▶
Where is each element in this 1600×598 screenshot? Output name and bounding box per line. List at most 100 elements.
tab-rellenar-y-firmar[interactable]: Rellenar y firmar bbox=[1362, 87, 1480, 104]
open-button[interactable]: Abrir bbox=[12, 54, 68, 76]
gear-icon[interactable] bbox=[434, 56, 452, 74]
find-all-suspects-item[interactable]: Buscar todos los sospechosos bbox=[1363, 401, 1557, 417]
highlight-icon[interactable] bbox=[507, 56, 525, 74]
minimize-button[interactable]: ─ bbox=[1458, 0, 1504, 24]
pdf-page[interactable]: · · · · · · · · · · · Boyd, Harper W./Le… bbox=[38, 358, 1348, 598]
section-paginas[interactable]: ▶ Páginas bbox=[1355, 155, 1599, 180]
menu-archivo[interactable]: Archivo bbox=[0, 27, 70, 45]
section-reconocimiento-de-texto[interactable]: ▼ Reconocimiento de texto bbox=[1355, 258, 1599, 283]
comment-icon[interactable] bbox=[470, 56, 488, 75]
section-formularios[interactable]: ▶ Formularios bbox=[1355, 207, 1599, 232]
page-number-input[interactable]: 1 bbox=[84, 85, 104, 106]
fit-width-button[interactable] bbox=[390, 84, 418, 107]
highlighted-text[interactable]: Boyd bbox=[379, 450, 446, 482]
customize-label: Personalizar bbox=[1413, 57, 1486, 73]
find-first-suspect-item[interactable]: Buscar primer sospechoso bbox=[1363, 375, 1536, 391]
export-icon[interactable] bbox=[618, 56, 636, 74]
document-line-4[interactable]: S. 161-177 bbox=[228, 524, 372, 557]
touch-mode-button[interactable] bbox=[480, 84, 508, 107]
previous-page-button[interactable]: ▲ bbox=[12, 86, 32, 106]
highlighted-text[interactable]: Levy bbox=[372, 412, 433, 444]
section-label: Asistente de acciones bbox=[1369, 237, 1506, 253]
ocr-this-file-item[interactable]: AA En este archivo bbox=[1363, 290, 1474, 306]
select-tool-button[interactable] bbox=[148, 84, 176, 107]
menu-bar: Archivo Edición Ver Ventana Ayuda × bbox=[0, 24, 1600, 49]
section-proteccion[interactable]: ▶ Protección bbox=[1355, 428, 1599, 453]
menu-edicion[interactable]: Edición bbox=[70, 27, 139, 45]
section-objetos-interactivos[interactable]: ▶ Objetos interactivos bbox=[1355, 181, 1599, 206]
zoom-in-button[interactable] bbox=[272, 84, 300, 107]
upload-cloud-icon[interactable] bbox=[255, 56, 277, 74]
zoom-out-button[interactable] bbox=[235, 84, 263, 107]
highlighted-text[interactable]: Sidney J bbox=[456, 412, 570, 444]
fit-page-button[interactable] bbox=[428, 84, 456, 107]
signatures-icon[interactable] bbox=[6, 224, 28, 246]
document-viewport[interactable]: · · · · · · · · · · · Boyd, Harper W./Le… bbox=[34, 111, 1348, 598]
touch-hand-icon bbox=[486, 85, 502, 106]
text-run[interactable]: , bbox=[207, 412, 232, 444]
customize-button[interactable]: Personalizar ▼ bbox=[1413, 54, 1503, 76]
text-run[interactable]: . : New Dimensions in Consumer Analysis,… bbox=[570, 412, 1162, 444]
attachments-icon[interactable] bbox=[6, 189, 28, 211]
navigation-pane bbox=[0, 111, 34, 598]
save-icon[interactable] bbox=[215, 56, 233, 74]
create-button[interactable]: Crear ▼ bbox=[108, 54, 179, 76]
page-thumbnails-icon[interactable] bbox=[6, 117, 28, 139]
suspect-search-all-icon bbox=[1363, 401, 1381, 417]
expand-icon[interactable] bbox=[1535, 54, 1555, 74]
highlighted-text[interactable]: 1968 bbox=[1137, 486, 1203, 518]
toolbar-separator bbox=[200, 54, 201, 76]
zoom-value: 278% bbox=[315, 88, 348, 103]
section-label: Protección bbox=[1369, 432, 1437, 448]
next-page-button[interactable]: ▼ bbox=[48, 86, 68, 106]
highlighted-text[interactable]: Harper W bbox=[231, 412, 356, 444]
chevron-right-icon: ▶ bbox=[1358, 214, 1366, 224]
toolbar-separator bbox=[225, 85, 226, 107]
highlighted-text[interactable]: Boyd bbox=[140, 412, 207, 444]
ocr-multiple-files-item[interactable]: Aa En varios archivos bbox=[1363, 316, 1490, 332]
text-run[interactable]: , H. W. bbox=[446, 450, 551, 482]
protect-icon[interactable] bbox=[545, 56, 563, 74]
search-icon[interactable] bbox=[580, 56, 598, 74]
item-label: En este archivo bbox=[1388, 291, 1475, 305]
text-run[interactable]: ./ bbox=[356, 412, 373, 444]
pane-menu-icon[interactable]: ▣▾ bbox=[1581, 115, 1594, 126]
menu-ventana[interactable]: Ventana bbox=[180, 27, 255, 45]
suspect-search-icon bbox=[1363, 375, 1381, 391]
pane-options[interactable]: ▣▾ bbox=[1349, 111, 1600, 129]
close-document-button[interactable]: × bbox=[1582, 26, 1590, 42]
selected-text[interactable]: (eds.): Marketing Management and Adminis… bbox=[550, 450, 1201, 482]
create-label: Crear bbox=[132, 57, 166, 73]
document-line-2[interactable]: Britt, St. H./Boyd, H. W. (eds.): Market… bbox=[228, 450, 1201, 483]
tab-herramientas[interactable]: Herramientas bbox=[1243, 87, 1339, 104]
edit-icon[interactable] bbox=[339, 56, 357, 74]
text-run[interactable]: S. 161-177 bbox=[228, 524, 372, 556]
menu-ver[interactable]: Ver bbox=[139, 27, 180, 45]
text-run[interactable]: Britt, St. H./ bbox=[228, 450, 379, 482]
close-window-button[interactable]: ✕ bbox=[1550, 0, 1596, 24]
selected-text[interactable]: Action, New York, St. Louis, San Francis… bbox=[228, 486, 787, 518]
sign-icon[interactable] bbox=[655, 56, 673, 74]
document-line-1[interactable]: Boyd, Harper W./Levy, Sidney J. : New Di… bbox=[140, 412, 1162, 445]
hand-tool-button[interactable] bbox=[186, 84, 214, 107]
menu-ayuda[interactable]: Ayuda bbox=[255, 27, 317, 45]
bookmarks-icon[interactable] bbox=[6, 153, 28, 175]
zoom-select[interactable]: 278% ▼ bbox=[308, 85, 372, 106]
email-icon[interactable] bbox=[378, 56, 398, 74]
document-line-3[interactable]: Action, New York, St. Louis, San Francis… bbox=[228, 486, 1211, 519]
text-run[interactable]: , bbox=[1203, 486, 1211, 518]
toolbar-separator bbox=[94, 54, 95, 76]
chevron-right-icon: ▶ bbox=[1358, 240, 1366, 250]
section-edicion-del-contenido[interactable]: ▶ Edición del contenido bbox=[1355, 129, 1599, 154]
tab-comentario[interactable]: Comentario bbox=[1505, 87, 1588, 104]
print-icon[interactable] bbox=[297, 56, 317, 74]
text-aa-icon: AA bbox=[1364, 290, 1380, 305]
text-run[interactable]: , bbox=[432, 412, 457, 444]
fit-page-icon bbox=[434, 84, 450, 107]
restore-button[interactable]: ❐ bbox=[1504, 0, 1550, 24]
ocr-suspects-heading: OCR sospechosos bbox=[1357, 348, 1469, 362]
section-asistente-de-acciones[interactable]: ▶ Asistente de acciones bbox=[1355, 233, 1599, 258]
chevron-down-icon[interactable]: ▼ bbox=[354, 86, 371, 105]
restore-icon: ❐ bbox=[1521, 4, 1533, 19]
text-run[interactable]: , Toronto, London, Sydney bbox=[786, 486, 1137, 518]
◀
[EXERCISE INSTRUCTIONS]: Can you rewrite the material above, replacing every "interactable" with "clickable" and leaving everything else unchanged?

[OUTPUT BELOW]:
Where is each element in this 1600×598 screenshot? Output name and bounding box per line. List at most 100 elements.
tab-rellenar-y-firmar[clickable]: Rellenar y firmar bbox=[1362, 87, 1480, 104]
open-button[clickable]: Abrir bbox=[12, 54, 68, 76]
gear-icon[clickable] bbox=[434, 56, 452, 74]
find-all-suspects-item[clickable]: Buscar todos los sospechosos bbox=[1363, 401, 1557, 417]
highlight-icon[clickable] bbox=[507, 56, 525, 74]
minimize-button[clickable]: ─ bbox=[1458, 0, 1504, 24]
pdf-page[clickable]: · · · · · · · · · · · Boyd, Harper W./Le… bbox=[38, 358, 1348, 598]
section-paginas[clickable]: ▶ Páginas bbox=[1355, 155, 1599, 180]
menu-archivo[clickable]: Archivo bbox=[0, 27, 70, 45]
section-reconocimiento-de-texto[clickable]: ▼ Reconocimiento de texto bbox=[1355, 258, 1599, 283]
comment-icon[clickable] bbox=[470, 56, 488, 75]
section-formularios[clickable]: ▶ Formularios bbox=[1355, 207, 1599, 232]
page-number-input[clickable]: 1 bbox=[84, 85, 104, 106]
fit-width-button[clickable] bbox=[390, 84, 418, 107]
highlighted-text[clickable]: Boyd bbox=[379, 450, 446, 482]
customize-label: Personalizar bbox=[1413, 57, 1486, 73]
find-first-suspect-item[clickable]: Buscar primer sospechoso bbox=[1363, 375, 1536, 391]
export-icon[clickable] bbox=[618, 56, 636, 74]
document-line-4[clickable]: S. 161-177 bbox=[228, 524, 372, 557]
touch-mode-button[clickable] bbox=[480, 84, 508, 107]
previous-page-button[clickable]: ▲ bbox=[12, 86, 32, 106]
highlighted-text[clickable]: Levy bbox=[372, 412, 433, 444]
section-label: Asistente de acciones bbox=[1369, 237, 1506, 253]
ocr-this-file-item[clickable]: AA En este archivo bbox=[1363, 290, 1474, 306]
select-tool-button[clickable] bbox=[148, 84, 176, 107]
menu-bar: Archivo Edición Ver Ventana Ayuda × bbox=[0, 24, 1600, 49]
section-proteccion[clickable]: ▶ Protección bbox=[1355, 428, 1599, 453]
menu-edicion[clickable]: Edición bbox=[70, 27, 139, 45]
section-objetos-interactivos[clickable]: ▶ Objetos interactivos bbox=[1355, 181, 1599, 206]
zoom-in-button[clickable] bbox=[272, 84, 300, 107]
upload-cloud-icon[clickable] bbox=[255, 56, 277, 74]
zoom-out-button[clickable] bbox=[235, 84, 263, 107]
highlighted-text[clickable]: Sidney J bbox=[456, 412, 570, 444]
fit-page-button[clickable] bbox=[428, 84, 456, 107]
signatures-icon[clickable] bbox=[6, 224, 28, 246]
document-viewport[clickable]: · · · · · · · · · · · Boyd, Harper W./Le… bbox=[34, 111, 1348, 598]
touch-hand-icon bbox=[486, 85, 502, 106]
text-run[clickable]: , bbox=[207, 412, 232, 444]
customize-button[clickable]: Personalizar ▼ bbox=[1413, 54, 1503, 76]
text-run[clickable]: . : New Dimensions in Consumer Analysis,… bbox=[570, 412, 1162, 444]
attachments-icon[clickable] bbox=[6, 189, 28, 211]
navigation-pane bbox=[0, 111, 34, 598]
save-icon[clickable] bbox=[215, 56, 233, 74]
create-button[clickable]: Crear ▼ bbox=[108, 54, 179, 76]
page-thumbnails-icon[clickable] bbox=[6, 117, 28, 139]
suspect-search-all-icon bbox=[1363, 401, 1381, 417]
expand-icon[clickable] bbox=[1535, 54, 1555, 74]
highlighted-text[clickable]: 1968 bbox=[1137, 486, 1203, 518]
toolbar-separator bbox=[200, 54, 201, 76]
zoom-value: 278% bbox=[315, 88, 348, 103]
section-label: Protección bbox=[1369, 432, 1437, 448]
next-page-button[clickable]: ▼ bbox=[48, 86, 68, 106]
highlighted-text[clickable]: Harper W bbox=[231, 412, 356, 444]
chevron-right-icon: ▶ bbox=[1358, 214, 1366, 224]
toolbar-separator bbox=[225, 85, 226, 107]
highlighted-text[clickable]: Boyd bbox=[140, 412, 207, 444]
ocr-multiple-files-item[clickable]: Aa En varios archivos bbox=[1363, 316, 1490, 332]
text-run[clickable]: , H. W. bbox=[446, 450, 551, 482]
protect-icon[clickable] bbox=[545, 56, 563, 74]
search-icon[clickable] bbox=[580, 56, 598, 74]
item-label: En este archivo bbox=[1388, 291, 1475, 305]
text-run[clickable]: ./ bbox=[356, 412, 373, 444]
pane-menu-icon[clickable]: ▣▾ bbox=[1581, 115, 1594, 126]
menu-ventana[clickable]: Ventana bbox=[180, 27, 255, 45]
suspect-search-icon bbox=[1363, 375, 1381, 391]
pane-options[clickable]: ▣▾ bbox=[1349, 111, 1600, 129]
close-document-button[clickable]: × bbox=[1582, 26, 1590, 42]
selected-text[clickable]: (eds.): Marketing Management and Adminis… bbox=[550, 450, 1201, 482]
create-label: Crear bbox=[132, 57, 166, 73]
document-line-2[clickable]: Britt, St. H./Boyd, H. W. (eds.): Market… bbox=[228, 450, 1201, 483]
tab-herramientas[clickable]: Herramientas bbox=[1243, 87, 1339, 104]
edit-icon[clickable] bbox=[339, 56, 357, 74]
text-run[clickable]: S. 161-177 bbox=[228, 524, 372, 556]
menu-ver[clickable]: Ver bbox=[139, 27, 180, 45]
text-run[clickable]: Britt, St. H./ bbox=[228, 450, 379, 482]
close-window-button[clickable]: ✕ bbox=[1550, 0, 1596, 24]
selected-text[clickable]: Action, New York, St. Louis, San Francis… bbox=[228, 486, 787, 518]
sign-icon[clickable] bbox=[655, 56, 673, 74]
document-line-1[clickable]: Boyd, Harper W./Levy, Sidney J. : New Di… bbox=[140, 412, 1162, 445]
hand-tool-button[clickable] bbox=[186, 84, 214, 107]
menu-ayuda[clickable]: Ayuda bbox=[255, 27, 317, 45]
bookmarks-icon[clickable] bbox=[6, 153, 28, 175]
zoom-select[clickable]: 278% ▼ bbox=[308, 85, 372, 106]
email-icon[clickable] bbox=[378, 56, 398, 74]
document-line-3[clickable]: Action, New York, St. Louis, San Francis… bbox=[228, 486, 1211, 519]
text-run[clickable]: , bbox=[1203, 486, 1211, 518]
toolbar-separator bbox=[94, 54, 95, 76]
chevron-right-icon: ▶ bbox=[1358, 240, 1366, 250]
section-edicion-del-contenido[clickable]: ▶ Edición del contenido bbox=[1355, 129, 1599, 154]
tab-comentario[clickable]: Comentario bbox=[1505, 87, 1588, 104]
print-icon[clickable] bbox=[297, 56, 317, 74]
text-aa-icon: AA bbox=[1364, 290, 1380, 305]
text-run[clickable]: , bbox=[432, 412, 457, 444]
fit-page-icon bbox=[434, 84, 450, 107]
restore-button[clickable]: ❐ bbox=[1504, 0, 1550, 24]
ocr-suspects-heading: OCR sospechosos bbox=[1357, 348, 1469, 362]
section-asistente-de-acciones[clickable]: ▶ Asistente de acciones bbox=[1355, 233, 1599, 258]
chevron-down-icon[clickable]: ▼ bbox=[354, 86, 371, 105]
restore-icon: ❐ bbox=[1521, 4, 1533, 19]
text-run[clickable]: , Toronto, London, Sydney bbox=[786, 486, 1137, 518]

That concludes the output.